Stated exercise
Make an exact copy of all the entries, but do not reproduce the pictures.

The data

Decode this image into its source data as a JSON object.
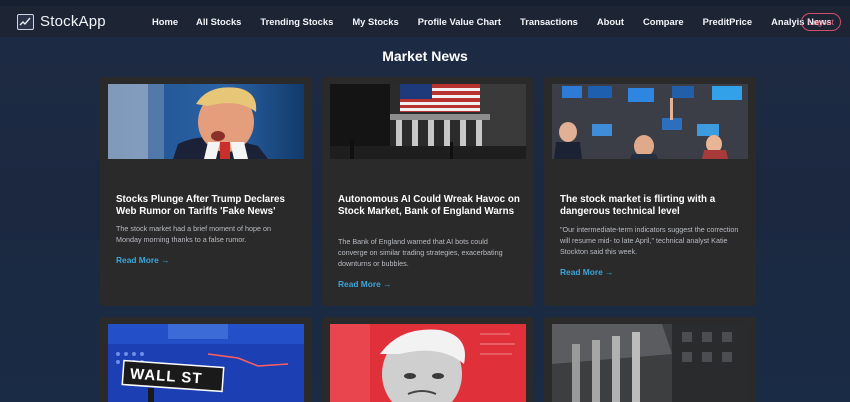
{
  "app": {
    "name": "StockApp"
  },
  "nav": {
    "links": [
      "Home",
      "All Stocks",
      "Trending Stocks",
      "My Stocks",
      "Profile Value Chart",
      "Transactions",
      "About",
      "Compare",
      "PreditPrice",
      "Analyis News"
    ],
    "logout_label": "Logout"
  },
  "page": {
    "title": "Market News"
  },
  "news": [
    {
      "title": "Stocks Plunge After Trump Declares Web Rumor on Tariffs 'Fake News'",
      "description": "The stock market had a brief moment of hope on Monday morning thanks to a false rumor.",
      "link_label": "Read More →"
    },
    {
      "title": "Autonomous AI Could Wreak Havoc on Stock Market, Bank of England Warns",
      "description": "The Bank of England warned that AI bots could converge on similar trading strategies, exacerbating downturns or bubbles.",
      "link_label": "Read More →"
    },
    {
      "title": "The stock market is flirting with a dangerous technical level",
      "description": "\"Our intermediate-term indicators suggest the correction will resume mid- to late April,\" technical analyst Katie Stockton said this week.",
      "link_label": "Read More →"
    }
  ],
  "second_row": {
    "wall_st_sign": "WALL ST"
  },
  "colors": {
    "accent_link": "#3aa6d9",
    "logout": "#e06a82",
    "card_bg": "#2a2a2b"
  }
}
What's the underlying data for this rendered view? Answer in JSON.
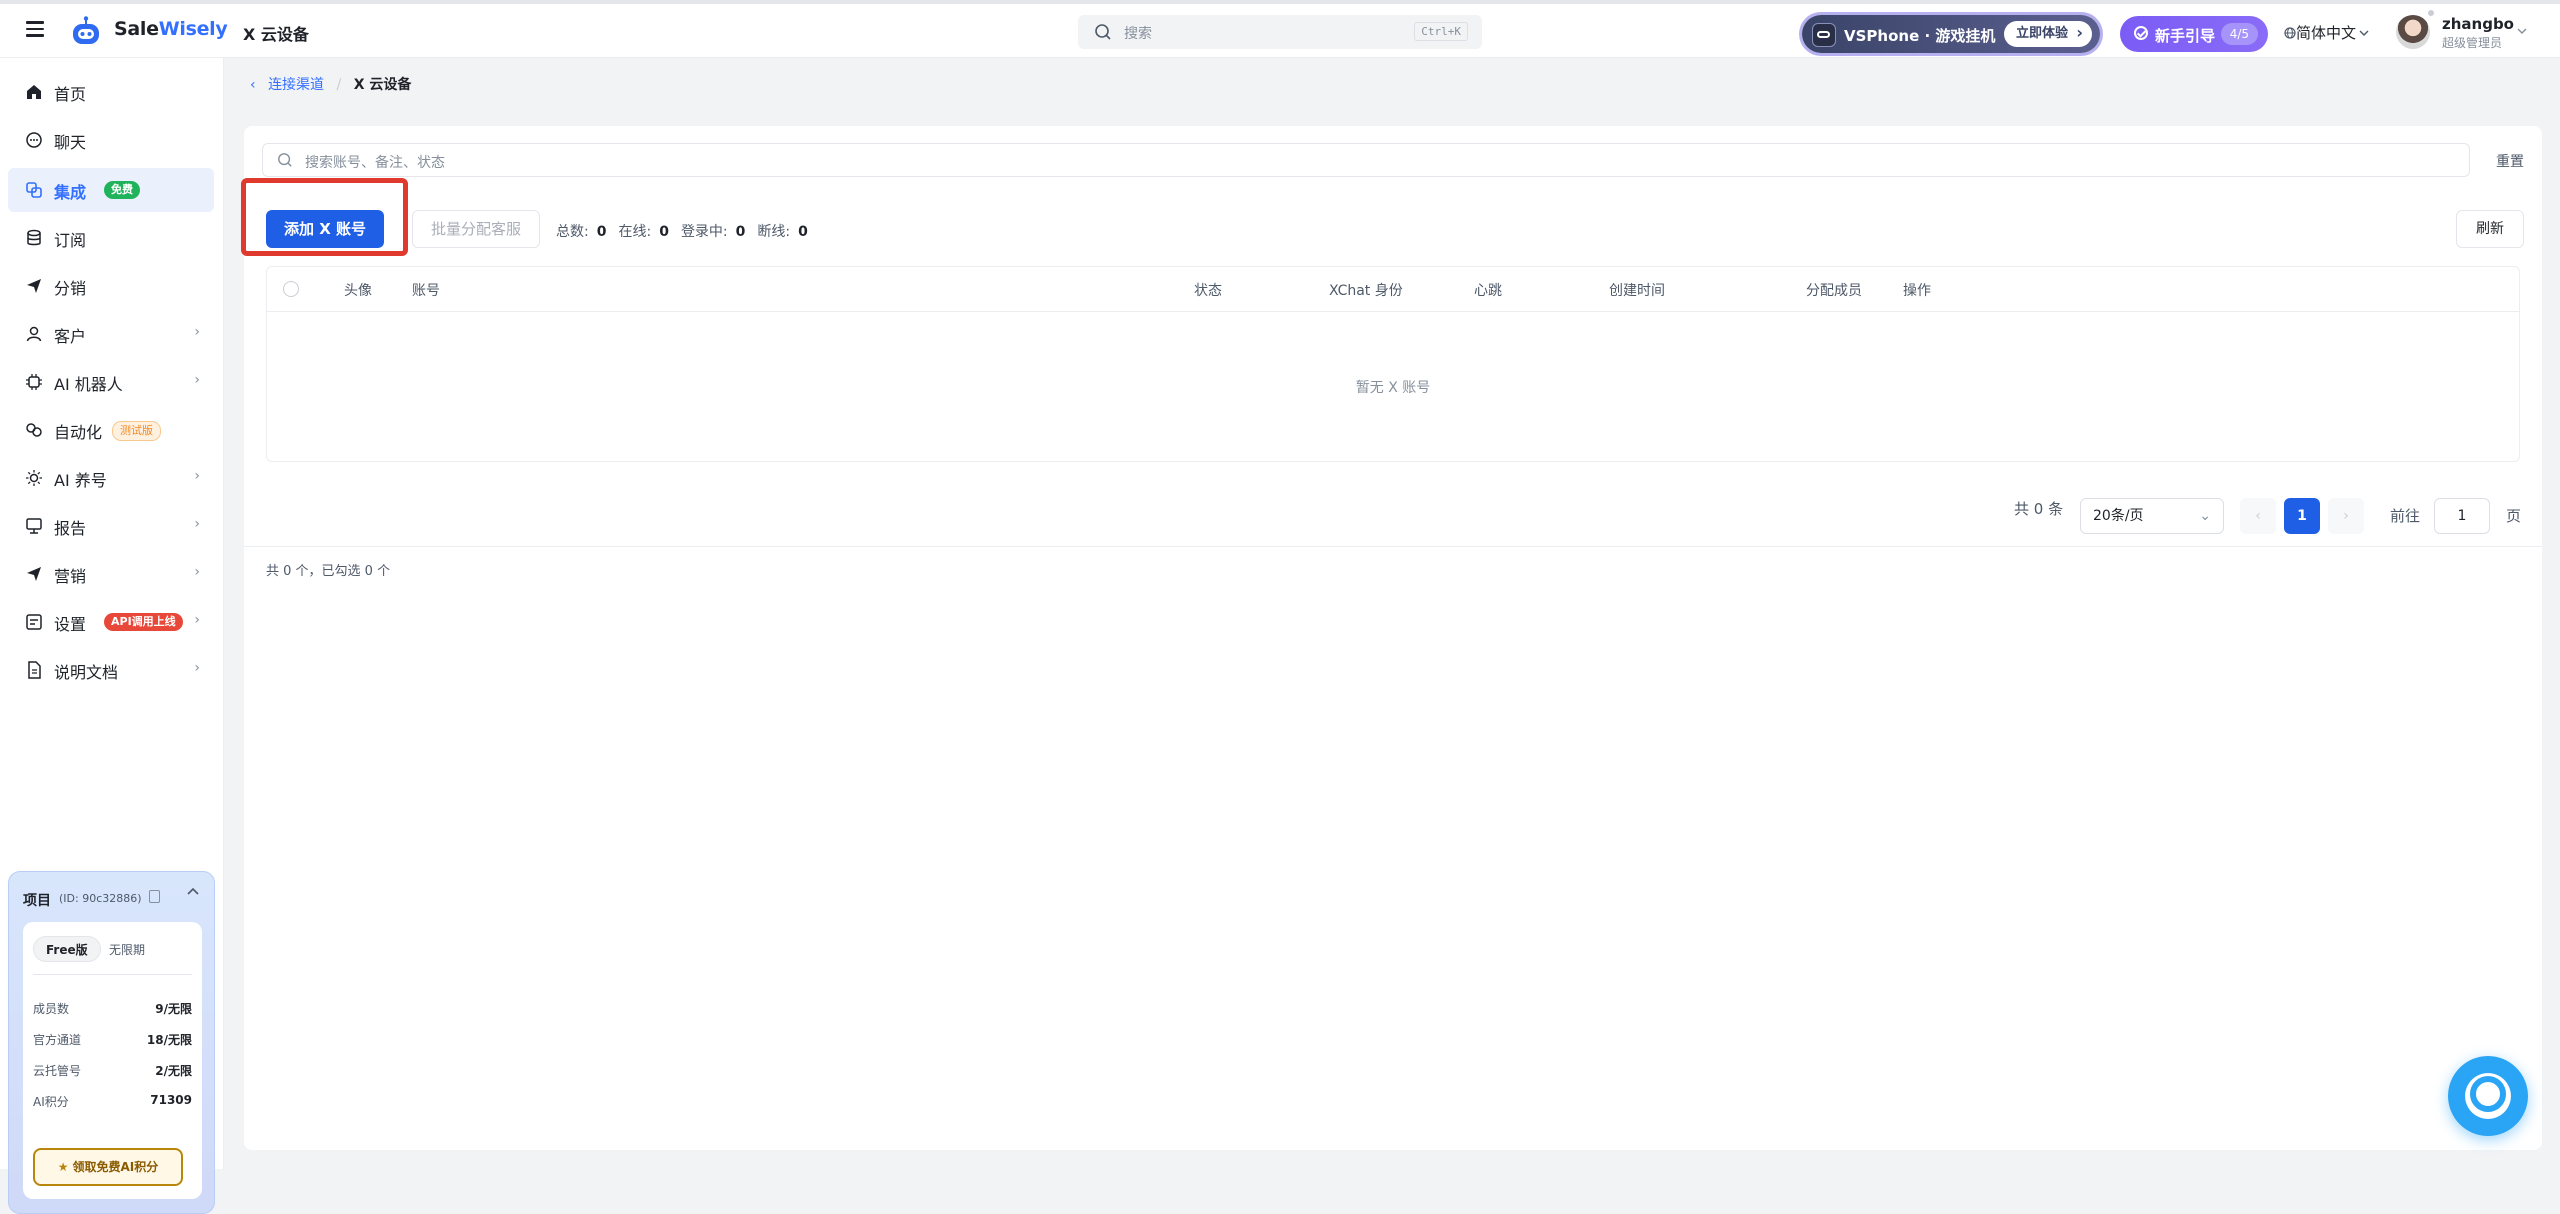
{
  "header": {
    "brand_prefix": "Sale",
    "brand_suffix": "Wisely",
    "page_name": "X 云设备",
    "search_placeholder": "搜索",
    "search_shortcut": "Ctrl+K",
    "promo_text": "VSPhone · 游戏挂机",
    "promo_cta": "立即体验",
    "guide_label": "新手引导",
    "guide_progress": "4/5",
    "language": "简体中文",
    "user_name": "zhangbo",
    "user_role": "超级管理员"
  },
  "sidebar": {
    "items": [
      {
        "label": "首页",
        "icon": "home-icon"
      },
      {
        "label": "聊天",
        "icon": "chat-icon"
      },
      {
        "label": "集成",
        "icon": "integration-icon",
        "badge": "免费"
      },
      {
        "label": "订阅",
        "icon": "database-icon"
      },
      {
        "label": "分销",
        "icon": "send-icon"
      },
      {
        "label": "客户",
        "icon": "user-icon"
      },
      {
        "label": "AI 机器人",
        "icon": "chip-icon"
      },
      {
        "label": "自动化",
        "icon": "automation-icon",
        "badge": "测试版"
      },
      {
        "label": "AI 养号",
        "icon": "sun-icon"
      },
      {
        "label": "报告",
        "icon": "report-icon"
      },
      {
        "label": "营销",
        "icon": "marketing-icon"
      },
      {
        "label": "设置",
        "icon": "settings-icon",
        "badge": "API调用上线"
      },
      {
        "label": "说明文档",
        "icon": "document-icon"
      }
    ],
    "project": {
      "title": "项目",
      "id_text": "(ID: 90c32886)",
      "plan": "Free版",
      "term": "无限期",
      "stats": [
        {
          "label": "成员数",
          "value": "9/无限"
        },
        {
          "label": "官方通道",
          "value": "18/无限"
        },
        {
          "label": "云托管号",
          "value": "2/无限"
        },
        {
          "label": "AI积分",
          "value": "71309"
        }
      ],
      "claim_label": "领取免费AI积分"
    }
  },
  "breadcrumb": {
    "parent": "连接渠道",
    "separator": "/",
    "current": "X 云设备"
  },
  "main": {
    "search_placeholder": "搜索账号、备注、状态",
    "reset_label": "重置",
    "add_button": "添加 X 账号",
    "batch_button": "批量分配客服",
    "stats": {
      "total_label": "总数:",
      "total": "0",
      "online_label": "在线:",
      "online": "0",
      "logging_label": "登录中:",
      "logging": "0",
      "offline_label": "断线:",
      "offline": "0"
    },
    "refresh_label": "刷新",
    "table": {
      "columns": [
        "头像",
        "账号",
        "状态",
        "XChat 身份",
        "心跳",
        "创建时间",
        "分配成员",
        "操作"
      ],
      "rows": [],
      "empty_text": "暂无 X 账号"
    },
    "pagination": {
      "total_text": "共 0 条",
      "page_size": "20条/页",
      "current_page": "1",
      "goto_label": "前往",
      "goto_value": "1",
      "page_suffix": "页"
    },
    "footer_note": "共 0 个，已勾选 0 个"
  },
  "colors": {
    "primary": "#1f5fe5",
    "highlight_box": "#e03a2f",
    "guide_purple": "#7b5cf5"
  }
}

Worked answer
Decode this image into its source data as a JSON object.
{
  "app": {
    "name": "StockApp"
  },
  "nav": {
    "links": [
      "Home",
      "All Stocks",
      "Trending Stocks",
      "My Stocks",
      "Profile Value Chart",
      "Transactions",
      "About",
      "Compare",
      "PreditPrice",
      "Analyis News"
    ],
    "logout_label": "Logout"
  },
  "page": {
    "title": "Market News"
  },
  "news": [
    {
      "title": "Stocks Plunge After Trump Declares Web Rumor on Tariffs 'Fake News'",
      "description": "The stock market had a brief moment of hope on Monday morning thanks to a false rumor.",
      "link_label": "Read More →"
    },
    {
      "title": "Autonomous AI Could Wreak Havoc on Stock Market, Bank of England Warns",
      "description": "The Bank of England warned that AI bots could converge on similar trading strategies, exacerbating downturns or bubbles.",
      "link_label": "Read More →"
    },
    {
      "title": "The stock market is flirting with a dangerous technical level",
      "description": "\"Our intermediate-term indicators suggest the correction will resume mid- to late April,\" technical analyst Katie Stockton said this week.",
      "link_label": "Read More →"
    }
  ],
  "second_row": {
    "wall_st_sign": "WALL ST"
  },
  "colors": {
    "accent_link": "#3aa6d9",
    "logout": "#e06a82",
    "card_bg": "#2a2a2b"
  }
}
What's the underlying data for this rendered view? Answer in JSON.
{
  "header": {
    "brand_prefix": "Sale",
    "brand_suffix": "Wisely",
    "page_name": "X 云设备",
    "search_placeholder": "搜索",
    "search_shortcut": "Ctrl+K",
    "promo_text": "VSPhone · 游戏挂机",
    "promo_cta": "立即体验",
    "guide_label": "新手引导",
    "guide_progress": "4/5",
    "language": "简体中文",
    "user_name": "zhangbo",
    "user_role": "超级管理员"
  },
  "sidebar": {
    "items": [
      {
        "label": "首页",
        "icon": "home-icon"
      },
      {
        "label": "聊天",
        "icon": "chat-icon"
      },
      {
        "label": "集成",
        "icon": "integration-icon",
        "badge": "免费"
      },
      {
        "label": "订阅",
        "icon": "database-icon"
      },
      {
        "label": "分销",
        "icon": "send-icon"
      },
      {
        "label": "客户",
        "icon": "user-icon"
      },
      {
        "label": "AI 机器人",
        "icon": "chip-icon"
      },
      {
        "label": "自动化",
        "icon": "automation-icon",
        "badge": "测试版"
      },
      {
        "label": "AI 养号",
        "icon": "sun-icon"
      },
      {
        "label": "报告",
        "icon": "report-icon"
      },
      {
        "label": "营销",
        "icon": "marketing-icon"
      },
      {
        "label": "设置",
        "icon": "settings-icon",
        "badge": "API调用上线"
      },
      {
        "label": "说明文档",
        "icon": "document-icon"
      }
    ],
    "project": {
      "title": "项目",
      "id_text": "(ID: 90c32886)",
      "plan": "Free版",
      "term": "无限期",
      "stats": [
        {
          "label": "成员数",
          "value": "9/无限"
        },
        {
          "label": "官方通道",
          "value": "18/无限"
        },
        {
          "label": "云托管号",
          "value": "2/无限"
        },
        {
          "label": "AI积分",
          "value": "71309"
        }
      ],
      "claim_label": "领取免费AI积分"
    }
  },
  "breadcrumb": {
    "parent": "连接渠道",
    "separator": "/",
    "current": "X 云设备"
  },
  "main": {
    "search_placeholder": "搜索账号、备注、状态",
    "reset_label": "重置",
    "add_button": "添加 X 账号",
    "batch_button": "批量分配客服",
    "stats": {
      "total_label": "总数:",
      "total": "0",
      "online_label": "在线:",
      "online": "0",
      "logging_label": "登录中:",
      "logging": "0",
      "offline_label": "断线:",
      "offline": "0"
    },
    "refresh_label": "刷新",
    "table": {
      "columns": [
        "头像",
        "账号",
        "状态",
        "XChat 身份",
        "心跳",
        "创建时间",
        "分配成员",
        "操作"
      ],
      "rows": [],
      "empty_text": "暂无 X 账号"
    },
    "pagination": {
      "total_text": "共 0 条",
      "page_size": "20条/页",
      "current_page": "1",
      "goto_label": "前往",
      "goto_value": "1",
      "page_suffix": "页"
    },
    "footer_note": "共 0 个，已勾选 0 个"
  },
  "colors": {
    "primary": "#1f5fe5",
    "highlight_box": "#e03a2f",
    "guide_purple": "#7b5cf5"
  }
}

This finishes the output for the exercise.